## Written exercise:
Write out the records that appear below, verbatim and complete, but without pictures.

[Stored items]
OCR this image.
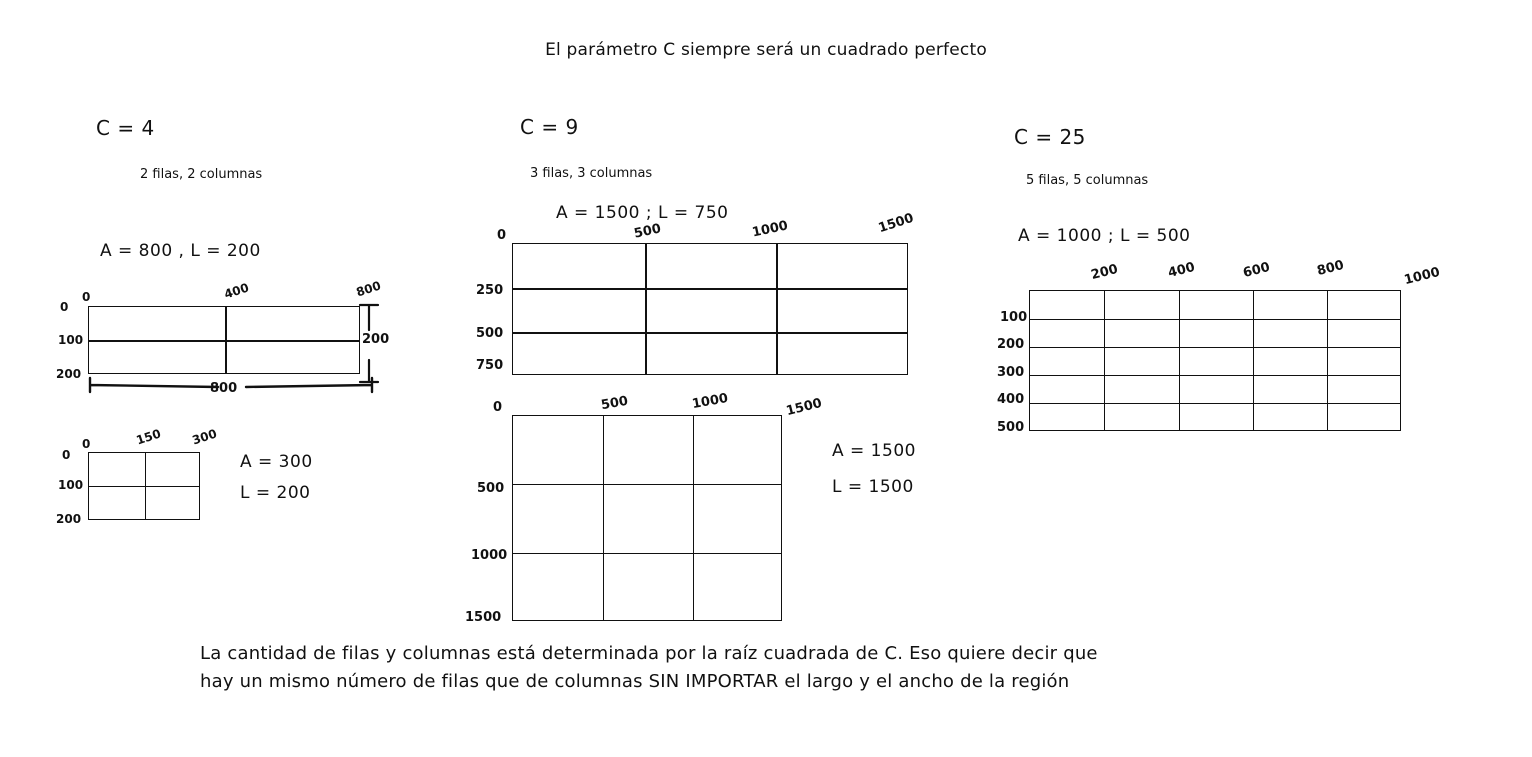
El parámetro C siempre será un cuadrado perfecto
C = 4
2 filas, 2 columnas
A = 800 , L = 200
0	400	800
0
100
200
800
200
0	150 300
0
100
200
A = 300
L = 200
C = 9
3 filas, 3 columnas
A = 1500 ; L = 750
0	500	1000	1500
250
500
750
0	500	1000	1500
500
1000
1500
A = 1500
L = 1500
C = 25
5 filas, 5 columnas
A = 1000 ; L = 500
200	400	600	800	1000
100
200
300
400
500
La cantidad de filas y columnas está determinada por la raíz cuadrada de C. Eso quiere decir que
hay un mismo número de filas que de columnas SIN IMPORTAR el largo y el ancho de la región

## Answer to this problem:
OCR this image.
El parámetro C siempre será un cuadrado perfecto
C = 4
2 filas, 2 columnas
A = 800 , L = 200
0	400	800
0
100
200
800
200
0	150 300
0
100
200
A = 300
L = 200
C = 9
3 filas, 3 columnas
A = 1500 ; L = 750
0	500	1000	1500
250
500
750
0	500	1000	1500
500
1000
1500
A = 1500
L = 1500
C = 25
5 filas, 5 columnas
A = 1000 ; L = 500
200	400	600	800	1000
100
200
300
400
500
La cantidad de filas y columnas está determinada por la raíz cuadrada de C. Eso quiere decir que
hay un mismo número de filas que de columnas SIN IMPORTAR el largo y el ancho de la región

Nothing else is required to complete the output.